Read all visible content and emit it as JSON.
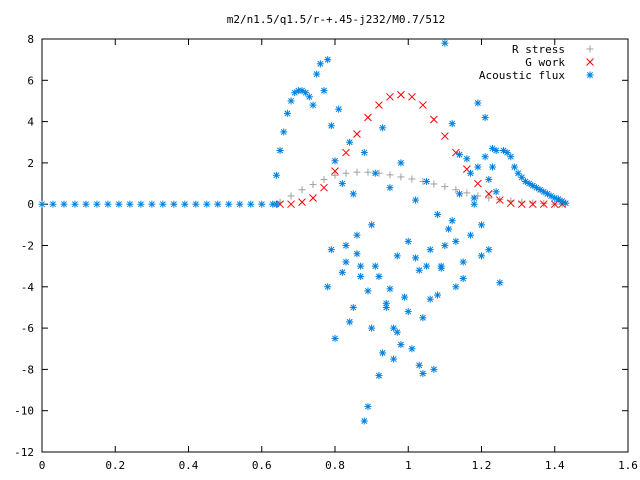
{
  "chart_data": {
    "type": "scatter",
    "title": "m2/n1.5/q1.5/r-+.45-j232/M0.7/512",
    "xlabel": "",
    "ylabel": "",
    "xlim": [
      0,
      1.6
    ],
    "ylim": [
      -12,
      8
    ],
    "xticks": [
      "0",
      "0.2",
      "0.4",
      "0.6",
      "0.8",
      "1",
      "1.2",
      "1.4",
      "1.6"
    ],
    "yticks": [
      "8",
      "6",
      "4",
      "2",
      "0",
      "-2",
      "-4",
      "-6",
      "-8",
      "-10",
      "-12"
    ],
    "grid": false,
    "legend_position": "top-right",
    "series": [
      {
        "name": "R stress",
        "marker": "+",
        "color": "#a0a0a0",
        "x": [
          0.65,
          0.68,
          0.71,
          0.74,
          0.77,
          0.8,
          0.83,
          0.86,
          0.89,
          0.92,
          0.95,
          0.98,
          1.01,
          1.04,
          1.07,
          1.1,
          1.13,
          1.16,
          1.19,
          1.22,
          1.25,
          1.28,
          1.31,
          1.34,
          1.37,
          1.4,
          1.42
        ],
        "y": [
          0.1,
          0.4,
          0.7,
          0.95,
          1.2,
          1.4,
          1.5,
          1.55,
          1.55,
          1.5,
          1.42,
          1.32,
          1.22,
          1.1,
          0.98,
          0.85,
          0.7,
          0.55,
          0.4,
          0.3,
          0.22,
          0.16,
          0.1,
          0.06,
          0.03,
          0.0,
          0.0
        ]
      },
      {
        "name": "G work",
        "marker": "x",
        "color": "#ff0000",
        "x": [
          0.65,
          0.68,
          0.71,
          0.74,
          0.77,
          0.8,
          0.83,
          0.86,
          0.89,
          0.92,
          0.95,
          0.98,
          1.01,
          1.04,
          1.07,
          1.1,
          1.13,
          1.16,
          1.19,
          1.22,
          1.25,
          1.28,
          1.31,
          1.34,
          1.37,
          1.4,
          1.42
        ],
        "y": [
          0.0,
          0.0,
          0.1,
          0.3,
          0.8,
          1.6,
          2.5,
          3.4,
          4.2,
          4.8,
          5.2,
          5.3,
          5.2,
          4.8,
          4.1,
          3.3,
          2.5,
          1.7,
          1.0,
          0.5,
          0.2,
          0.05,
          0.0,
          0.0,
          0.0,
          0.0,
          0.0
        ]
      },
      {
        "name": "Acoustic flux",
        "marker": "*",
        "color": "#0080e0",
        "x": [
          0.0,
          0.03,
          0.06,
          0.09,
          0.12,
          0.15,
          0.18,
          0.21,
          0.24,
          0.27,
          0.3,
          0.33,
          0.36,
          0.39,
          0.42,
          0.45,
          0.48,
          0.51,
          0.54,
          0.57,
          0.6,
          0.63,
          0.64,
          0.64,
          0.65,
          0.66,
          0.67,
          0.68,
          0.69,
          0.7,
          0.71,
          0.72,
          0.73,
          0.74,
          0.75,
          0.76,
          0.77,
          0.78,
          0.79,
          0.8,
          0.81,
          0.82,
          0.83,
          0.84,
          0.85,
          0.86,
          0.87,
          0.88,
          0.89,
          0.9,
          0.91,
          0.92,
          0.93,
          0.94,
          0.95,
          0.96,
          0.97,
          0.98,
          0.99,
          1.0,
          1.01,
          1.02,
          1.03,
          1.04,
          1.05,
          1.06,
          1.07,
          1.08,
          1.09,
          1.1,
          1.11,
          1.12,
          1.13,
          1.14,
          1.15,
          1.16,
          1.17,
          1.18,
          1.19,
          1.2,
          1.21,
          1.22,
          1.23,
          1.24,
          1.25,
          0.78,
          0.8,
          0.83,
          0.85,
          0.87,
          0.88,
          0.9,
          0.92,
          0.94,
          0.96,
          0.98,
          1.0,
          1.03,
          1.05,
          1.08,
          1.1,
          1.13,
          1.15,
          1.18,
          1.2,
          1.22,
          0.79,
          0.82,
          0.84,
          0.86,
          0.89,
          0.91,
          0.93,
          0.95,
          0.97,
          1.02,
          1.04,
          1.06,
          1.09,
          1.12,
          1.14,
          1.17,
          1.19,
          1.21,
          1.23,
          1.24,
          1.26,
          1.27,
          1.28,
          1.29,
          1.3,
          1.31,
          1.32,
          1.33,
          1.34,
          1.35,
          1.36,
          1.37,
          1.38,
          1.39,
          1.4,
          1.41,
          1.42,
          1.43
        ],
        "y": [
          0,
          0,
          0,
          0,
          0,
          0,
          0,
          0,
          0,
          0,
          0,
          0,
          0,
          0,
          0,
          0,
          0,
          0,
          0,
          0,
          0,
          0,
          0,
          1.4,
          2.6,
          3.5,
          4.4,
          5.0,
          5.4,
          5.5,
          5.5,
          5.4,
          5.2,
          4.8,
          6.3,
          6.8,
          5.5,
          7.0,
          3.8,
          2.1,
          4.6,
          1.0,
          -2.0,
          3.0,
          0.5,
          -1.5,
          -3.0,
          2.5,
          -4.2,
          -1.0,
          1.5,
          -3.5,
          3.7,
          -5.0,
          0.8,
          -6.0,
          -2.5,
          2.0,
          -4.5,
          -1.8,
          -7.0,
          0.2,
          -3.2,
          -5.5,
          1.1,
          -2.2,
          -8.0,
          -0.5,
          -3.0,
          7.8,
          -1.2,
          3.9,
          -4.0,
          0.5,
          -2.8,
          2.2,
          -1.5,
          0.0,
          1.8,
          -2.5,
          4.2,
          1.2,
          2.7,
          0.6,
          -3.8,
          -4.0,
          -6.5,
          -2.8,
          -5.0,
          -3.5,
          -10.5,
          -6.0,
          -8.3,
          -4.8,
          -7.5,
          -6.8,
          -5.2,
          -7.8,
          -3.0,
          -4.4,
          -2.0,
          -1.8,
          -3.6,
          0.3,
          -1.0,
          -2.2,
          -2.2,
          -3.3,
          -5.7,
          -2.4,
          -9.8,
          -3.0,
          -7.2,
          -4.1,
          -6.2,
          -2.6,
          -8.2,
          -4.6,
          -3.1,
          -0.8,
          2.4,
          1.5,
          4.9,
          2.3,
          1.8,
          2.6,
          2.6,
          2.5,
          2.3,
          1.8,
          1.5,
          1.3,
          1.1,
          1.0,
          0.9,
          0.8,
          0.7,
          0.6,
          0.5,
          0.4,
          0.3,
          0.25,
          0.15,
          0.05
        ]
      }
    ]
  }
}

> [EXERCISE DIRECTIONS]: Repeat the data in full and exactly. Omit pictures.

> [SOLUTION TO THIS PROBLEM]:
Read all visible content and emit it as JSON.
{
  "chart_data": {
    "type": "scatter",
    "title": "m2/n1.5/q1.5/r-+.45-j232/M0.7/512",
    "xlabel": "",
    "ylabel": "",
    "xlim": [
      0,
      1.6
    ],
    "ylim": [
      -12,
      8
    ],
    "xticks": [
      "0",
      "0.2",
      "0.4",
      "0.6",
      "0.8",
      "1",
      "1.2",
      "1.4",
      "1.6"
    ],
    "yticks": [
      "8",
      "6",
      "4",
      "2",
      "0",
      "-2",
      "-4",
      "-6",
      "-8",
      "-10",
      "-12"
    ],
    "grid": false,
    "legend_position": "top-right",
    "series": [
      {
        "name": "R stress",
        "marker": "+",
        "color": "#a0a0a0",
        "x": [
          0.65,
          0.68,
          0.71,
          0.74,
          0.77,
          0.8,
          0.83,
          0.86,
          0.89,
          0.92,
          0.95,
          0.98,
          1.01,
          1.04,
          1.07,
          1.1,
          1.13,
          1.16,
          1.19,
          1.22,
          1.25,
          1.28,
          1.31,
          1.34,
          1.37,
          1.4,
          1.42
        ],
        "y": [
          0.1,
          0.4,
          0.7,
          0.95,
          1.2,
          1.4,
          1.5,
          1.55,
          1.55,
          1.5,
          1.42,
          1.32,
          1.22,
          1.1,
          0.98,
          0.85,
          0.7,
          0.55,
          0.4,
          0.3,
          0.22,
          0.16,
          0.1,
          0.06,
          0.03,
          0.0,
          0.0
        ]
      },
      {
        "name": "G work",
        "marker": "x",
        "color": "#ff0000",
        "x": [
          0.65,
          0.68,
          0.71,
          0.74,
          0.77,
          0.8,
          0.83,
          0.86,
          0.89,
          0.92,
          0.95,
          0.98,
          1.01,
          1.04,
          1.07,
          1.1,
          1.13,
          1.16,
          1.19,
          1.22,
          1.25,
          1.28,
          1.31,
          1.34,
          1.37,
          1.4,
          1.42
        ],
        "y": [
          0.0,
          0.0,
          0.1,
          0.3,
          0.8,
          1.6,
          2.5,
          3.4,
          4.2,
          4.8,
          5.2,
          5.3,
          5.2,
          4.8,
          4.1,
          3.3,
          2.5,
          1.7,
          1.0,
          0.5,
          0.2,
          0.05,
          0.0,
          0.0,
          0.0,
          0.0,
          0.0
        ]
      },
      {
        "name": "Acoustic flux",
        "marker": "*",
        "color": "#0080e0",
        "x": [
          0.0,
          0.03,
          0.06,
          0.09,
          0.12,
          0.15,
          0.18,
          0.21,
          0.24,
          0.27,
          0.3,
          0.33,
          0.36,
          0.39,
          0.42,
          0.45,
          0.48,
          0.51,
          0.54,
          0.57,
          0.6,
          0.63,
          0.64,
          0.64,
          0.65,
          0.66,
          0.67,
          0.68,
          0.69,
          0.7,
          0.71,
          0.72,
          0.73,
          0.74,
          0.75,
          0.76,
          0.77,
          0.78,
          0.79,
          0.8,
          0.81,
          0.82,
          0.83,
          0.84,
          0.85,
          0.86,
          0.87,
          0.88,
          0.89,
          0.9,
          0.91,
          0.92,
          0.93,
          0.94,
          0.95,
          0.96,
          0.97,
          0.98,
          0.99,
          1.0,
          1.01,
          1.02,
          1.03,
          1.04,
          1.05,
          1.06,
          1.07,
          1.08,
          1.09,
          1.1,
          1.11,
          1.12,
          1.13,
          1.14,
          1.15,
          1.16,
          1.17,
          1.18,
          1.19,
          1.2,
          1.21,
          1.22,
          1.23,
          1.24,
          1.25,
          0.78,
          0.8,
          0.83,
          0.85,
          0.87,
          0.88,
          0.9,
          0.92,
          0.94,
          0.96,
          0.98,
          1.0,
          1.03,
          1.05,
          1.08,
          1.1,
          1.13,
          1.15,
          1.18,
          1.2,
          1.22,
          0.79,
          0.82,
          0.84,
          0.86,
          0.89,
          0.91,
          0.93,
          0.95,
          0.97,
          1.02,
          1.04,
          1.06,
          1.09,
          1.12,
          1.14,
          1.17,
          1.19,
          1.21,
          1.23,
          1.24,
          1.26,
          1.27,
          1.28,
          1.29,
          1.3,
          1.31,
          1.32,
          1.33,
          1.34,
          1.35,
          1.36,
          1.37,
          1.38,
          1.39,
          1.4,
          1.41,
          1.42,
          1.43
        ],
        "y": [
          0,
          0,
          0,
          0,
          0,
          0,
          0,
          0,
          0,
          0,
          0,
          0,
          0,
          0,
          0,
          0,
          0,
          0,
          0,
          0,
          0,
          0,
          0,
          1.4,
          2.6,
          3.5,
          4.4,
          5.0,
          5.4,
          5.5,
          5.5,
          5.4,
          5.2,
          4.8,
          6.3,
          6.8,
          5.5,
          7.0,
          3.8,
          2.1,
          4.6,
          1.0,
          -2.0,
          3.0,
          0.5,
          -1.5,
          -3.0,
          2.5,
          -4.2,
          -1.0,
          1.5,
          -3.5,
          3.7,
          -5.0,
          0.8,
          -6.0,
          -2.5,
          2.0,
          -4.5,
          -1.8,
          -7.0,
          0.2,
          -3.2,
          -5.5,
          1.1,
          -2.2,
          -8.0,
          -0.5,
          -3.0,
          7.8,
          -1.2,
          3.9,
          -4.0,
          0.5,
          -2.8,
          2.2,
          -1.5,
          0.0,
          1.8,
          -2.5,
          4.2,
          1.2,
          2.7,
          0.6,
          -3.8,
          -4.0,
          -6.5,
          -2.8,
          -5.0,
          -3.5,
          -10.5,
          -6.0,
          -8.3,
          -4.8,
          -7.5,
          -6.8,
          -5.2,
          -7.8,
          -3.0,
          -4.4,
          -2.0,
          -1.8,
          -3.6,
          0.3,
          -1.0,
          -2.2,
          -2.2,
          -3.3,
          -5.7,
          -2.4,
          -9.8,
          -3.0,
          -7.2,
          -4.1,
          -6.2,
          -2.6,
          -8.2,
          -4.6,
          -3.1,
          -0.8,
          2.4,
          1.5,
          4.9,
          2.3,
          1.8,
          2.6,
          2.6,
          2.5,
          2.3,
          1.8,
          1.5,
          1.3,
          1.1,
          1.0,
          0.9,
          0.8,
          0.7,
          0.6,
          0.5,
          0.4,
          0.3,
          0.25,
          0.15,
          0.05
        ]
      }
    ]
  }
}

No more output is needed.